STATED GOAL
Using the data below, tally the lines that include the string "Dalgalı". Only the number is wanted.

INPUT DATA
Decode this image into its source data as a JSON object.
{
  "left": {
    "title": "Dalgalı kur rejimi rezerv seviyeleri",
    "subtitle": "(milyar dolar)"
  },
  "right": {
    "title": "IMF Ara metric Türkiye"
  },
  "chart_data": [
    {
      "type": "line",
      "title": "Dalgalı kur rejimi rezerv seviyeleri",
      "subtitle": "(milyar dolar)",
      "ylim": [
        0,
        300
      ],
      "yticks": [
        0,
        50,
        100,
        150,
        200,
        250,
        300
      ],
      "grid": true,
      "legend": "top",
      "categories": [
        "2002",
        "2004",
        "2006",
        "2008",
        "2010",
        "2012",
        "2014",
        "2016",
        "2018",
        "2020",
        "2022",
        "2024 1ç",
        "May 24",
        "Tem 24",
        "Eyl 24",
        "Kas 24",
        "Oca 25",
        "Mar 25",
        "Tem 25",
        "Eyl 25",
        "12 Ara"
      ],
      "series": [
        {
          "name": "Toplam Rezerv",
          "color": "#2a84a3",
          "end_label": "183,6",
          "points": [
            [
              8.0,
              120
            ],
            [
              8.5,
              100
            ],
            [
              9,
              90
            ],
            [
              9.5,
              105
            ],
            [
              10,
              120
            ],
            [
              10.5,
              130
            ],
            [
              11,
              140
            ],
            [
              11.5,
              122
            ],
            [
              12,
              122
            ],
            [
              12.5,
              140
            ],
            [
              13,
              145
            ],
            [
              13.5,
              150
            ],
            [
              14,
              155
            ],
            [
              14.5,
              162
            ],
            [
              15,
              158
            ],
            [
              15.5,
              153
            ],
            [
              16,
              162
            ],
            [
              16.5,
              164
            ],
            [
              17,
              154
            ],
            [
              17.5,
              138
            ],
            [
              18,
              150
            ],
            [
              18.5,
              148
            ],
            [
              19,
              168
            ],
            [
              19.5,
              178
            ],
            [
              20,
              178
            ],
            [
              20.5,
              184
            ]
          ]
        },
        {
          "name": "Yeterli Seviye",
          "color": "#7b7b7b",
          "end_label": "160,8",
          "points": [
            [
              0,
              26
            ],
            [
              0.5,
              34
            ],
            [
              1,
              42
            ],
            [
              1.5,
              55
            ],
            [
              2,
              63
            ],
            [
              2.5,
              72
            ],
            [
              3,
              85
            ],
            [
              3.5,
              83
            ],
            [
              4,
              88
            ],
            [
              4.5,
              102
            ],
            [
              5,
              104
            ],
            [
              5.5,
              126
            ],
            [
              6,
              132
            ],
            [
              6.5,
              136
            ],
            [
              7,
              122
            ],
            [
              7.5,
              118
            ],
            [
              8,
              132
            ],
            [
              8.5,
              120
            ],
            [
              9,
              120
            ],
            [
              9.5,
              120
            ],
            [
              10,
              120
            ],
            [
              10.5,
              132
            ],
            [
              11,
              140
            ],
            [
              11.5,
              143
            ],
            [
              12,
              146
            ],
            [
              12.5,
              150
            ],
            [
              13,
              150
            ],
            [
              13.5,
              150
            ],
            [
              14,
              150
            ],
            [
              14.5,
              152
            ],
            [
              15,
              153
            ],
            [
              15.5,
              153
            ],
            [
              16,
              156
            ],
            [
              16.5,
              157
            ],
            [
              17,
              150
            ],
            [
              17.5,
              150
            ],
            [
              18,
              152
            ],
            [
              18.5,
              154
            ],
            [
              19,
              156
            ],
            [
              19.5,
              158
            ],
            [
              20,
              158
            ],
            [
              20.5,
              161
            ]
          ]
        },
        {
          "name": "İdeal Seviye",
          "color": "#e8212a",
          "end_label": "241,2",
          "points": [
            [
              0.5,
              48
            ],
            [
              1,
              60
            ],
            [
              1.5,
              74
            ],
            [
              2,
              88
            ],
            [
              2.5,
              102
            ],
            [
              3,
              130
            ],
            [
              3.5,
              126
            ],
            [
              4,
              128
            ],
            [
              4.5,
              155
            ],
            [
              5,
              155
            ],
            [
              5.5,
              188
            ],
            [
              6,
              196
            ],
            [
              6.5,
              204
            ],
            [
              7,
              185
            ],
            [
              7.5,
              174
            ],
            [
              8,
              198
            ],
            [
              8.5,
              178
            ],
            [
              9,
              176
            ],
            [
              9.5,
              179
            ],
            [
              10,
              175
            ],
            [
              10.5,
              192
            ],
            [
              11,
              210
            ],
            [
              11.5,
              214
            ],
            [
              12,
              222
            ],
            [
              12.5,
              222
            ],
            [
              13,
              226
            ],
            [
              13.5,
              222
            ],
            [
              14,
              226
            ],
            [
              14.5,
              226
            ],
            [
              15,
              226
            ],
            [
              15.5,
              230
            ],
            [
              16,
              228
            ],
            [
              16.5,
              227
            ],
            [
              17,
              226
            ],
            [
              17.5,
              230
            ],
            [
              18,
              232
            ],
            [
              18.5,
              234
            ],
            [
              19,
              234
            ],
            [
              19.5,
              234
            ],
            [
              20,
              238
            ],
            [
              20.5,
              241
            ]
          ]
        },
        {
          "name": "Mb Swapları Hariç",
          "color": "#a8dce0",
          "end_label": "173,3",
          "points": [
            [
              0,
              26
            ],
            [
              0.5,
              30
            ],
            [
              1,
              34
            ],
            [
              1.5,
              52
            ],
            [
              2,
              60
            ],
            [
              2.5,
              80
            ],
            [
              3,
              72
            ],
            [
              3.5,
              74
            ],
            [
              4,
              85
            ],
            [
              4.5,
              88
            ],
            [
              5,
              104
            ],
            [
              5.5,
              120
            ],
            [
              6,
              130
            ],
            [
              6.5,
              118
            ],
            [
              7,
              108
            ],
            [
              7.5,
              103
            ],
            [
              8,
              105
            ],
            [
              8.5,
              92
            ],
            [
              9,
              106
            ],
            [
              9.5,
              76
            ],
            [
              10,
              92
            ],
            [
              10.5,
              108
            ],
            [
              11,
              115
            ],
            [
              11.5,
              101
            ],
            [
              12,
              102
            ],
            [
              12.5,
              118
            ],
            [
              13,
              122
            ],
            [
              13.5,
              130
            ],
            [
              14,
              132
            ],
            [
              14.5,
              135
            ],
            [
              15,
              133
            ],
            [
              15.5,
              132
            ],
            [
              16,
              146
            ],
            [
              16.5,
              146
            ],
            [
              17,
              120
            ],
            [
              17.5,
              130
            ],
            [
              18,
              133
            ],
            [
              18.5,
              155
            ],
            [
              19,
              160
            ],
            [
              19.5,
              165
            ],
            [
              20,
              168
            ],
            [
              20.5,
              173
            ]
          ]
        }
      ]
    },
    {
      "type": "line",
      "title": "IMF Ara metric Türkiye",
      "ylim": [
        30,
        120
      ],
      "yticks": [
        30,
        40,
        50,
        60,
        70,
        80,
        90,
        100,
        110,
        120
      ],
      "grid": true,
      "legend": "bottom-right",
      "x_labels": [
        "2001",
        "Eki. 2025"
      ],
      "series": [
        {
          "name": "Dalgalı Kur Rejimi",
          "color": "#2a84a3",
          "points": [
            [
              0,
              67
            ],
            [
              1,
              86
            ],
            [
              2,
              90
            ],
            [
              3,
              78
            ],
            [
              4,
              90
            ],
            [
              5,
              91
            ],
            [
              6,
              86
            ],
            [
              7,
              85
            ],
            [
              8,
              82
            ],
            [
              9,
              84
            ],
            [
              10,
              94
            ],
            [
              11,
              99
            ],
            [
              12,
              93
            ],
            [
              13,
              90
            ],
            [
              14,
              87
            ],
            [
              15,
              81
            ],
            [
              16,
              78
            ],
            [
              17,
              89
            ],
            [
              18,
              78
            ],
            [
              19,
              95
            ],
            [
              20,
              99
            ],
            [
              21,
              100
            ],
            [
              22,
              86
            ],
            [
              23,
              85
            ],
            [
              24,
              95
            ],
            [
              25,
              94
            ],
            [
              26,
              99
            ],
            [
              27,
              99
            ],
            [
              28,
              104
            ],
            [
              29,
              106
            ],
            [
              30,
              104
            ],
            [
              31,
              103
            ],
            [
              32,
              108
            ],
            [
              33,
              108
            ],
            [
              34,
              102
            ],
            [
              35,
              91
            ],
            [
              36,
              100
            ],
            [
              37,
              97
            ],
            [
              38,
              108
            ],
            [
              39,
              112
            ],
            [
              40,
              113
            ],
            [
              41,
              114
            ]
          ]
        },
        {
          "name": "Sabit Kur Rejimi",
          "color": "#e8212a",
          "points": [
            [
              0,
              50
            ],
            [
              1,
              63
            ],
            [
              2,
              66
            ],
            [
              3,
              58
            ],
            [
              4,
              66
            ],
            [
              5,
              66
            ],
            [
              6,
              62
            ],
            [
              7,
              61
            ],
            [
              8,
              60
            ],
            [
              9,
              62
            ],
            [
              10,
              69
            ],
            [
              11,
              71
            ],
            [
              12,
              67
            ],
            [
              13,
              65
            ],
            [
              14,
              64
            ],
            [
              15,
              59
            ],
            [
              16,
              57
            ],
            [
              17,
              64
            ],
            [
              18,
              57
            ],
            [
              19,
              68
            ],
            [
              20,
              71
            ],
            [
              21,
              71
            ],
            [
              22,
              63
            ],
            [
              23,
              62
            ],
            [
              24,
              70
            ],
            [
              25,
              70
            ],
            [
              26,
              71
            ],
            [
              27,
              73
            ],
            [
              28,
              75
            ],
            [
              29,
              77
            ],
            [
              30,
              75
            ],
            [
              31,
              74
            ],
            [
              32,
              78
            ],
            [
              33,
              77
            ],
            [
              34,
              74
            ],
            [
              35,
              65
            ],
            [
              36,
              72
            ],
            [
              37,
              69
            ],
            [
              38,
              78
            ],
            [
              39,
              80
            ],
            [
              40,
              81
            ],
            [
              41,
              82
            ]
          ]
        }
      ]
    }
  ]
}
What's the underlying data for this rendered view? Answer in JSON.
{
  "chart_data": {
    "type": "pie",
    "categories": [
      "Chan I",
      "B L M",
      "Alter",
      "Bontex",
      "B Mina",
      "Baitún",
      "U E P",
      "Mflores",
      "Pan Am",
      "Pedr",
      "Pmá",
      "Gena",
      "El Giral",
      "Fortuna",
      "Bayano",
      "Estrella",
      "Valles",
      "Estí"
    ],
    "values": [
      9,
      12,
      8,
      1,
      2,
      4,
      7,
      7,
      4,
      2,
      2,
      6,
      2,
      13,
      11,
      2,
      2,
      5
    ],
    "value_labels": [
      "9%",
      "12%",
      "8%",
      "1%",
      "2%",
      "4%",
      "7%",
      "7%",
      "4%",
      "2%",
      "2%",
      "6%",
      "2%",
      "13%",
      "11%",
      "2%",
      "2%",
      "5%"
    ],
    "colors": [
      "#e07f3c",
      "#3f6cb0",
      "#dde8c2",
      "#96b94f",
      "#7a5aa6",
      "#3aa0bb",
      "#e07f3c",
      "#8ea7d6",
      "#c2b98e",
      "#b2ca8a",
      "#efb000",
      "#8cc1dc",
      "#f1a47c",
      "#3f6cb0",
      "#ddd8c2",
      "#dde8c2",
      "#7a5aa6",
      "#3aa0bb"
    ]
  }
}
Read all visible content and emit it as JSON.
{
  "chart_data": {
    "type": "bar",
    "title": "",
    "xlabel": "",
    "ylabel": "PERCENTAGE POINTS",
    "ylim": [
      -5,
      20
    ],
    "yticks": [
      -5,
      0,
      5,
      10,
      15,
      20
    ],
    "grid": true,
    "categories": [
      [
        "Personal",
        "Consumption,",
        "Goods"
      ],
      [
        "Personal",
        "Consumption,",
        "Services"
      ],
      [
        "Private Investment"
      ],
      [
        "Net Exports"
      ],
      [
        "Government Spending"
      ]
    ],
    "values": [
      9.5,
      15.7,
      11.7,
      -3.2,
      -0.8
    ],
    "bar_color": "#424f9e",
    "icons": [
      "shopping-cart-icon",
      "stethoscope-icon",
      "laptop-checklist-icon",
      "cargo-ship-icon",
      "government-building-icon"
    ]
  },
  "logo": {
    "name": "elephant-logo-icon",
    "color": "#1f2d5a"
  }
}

ANSWER FOR THE TASK
3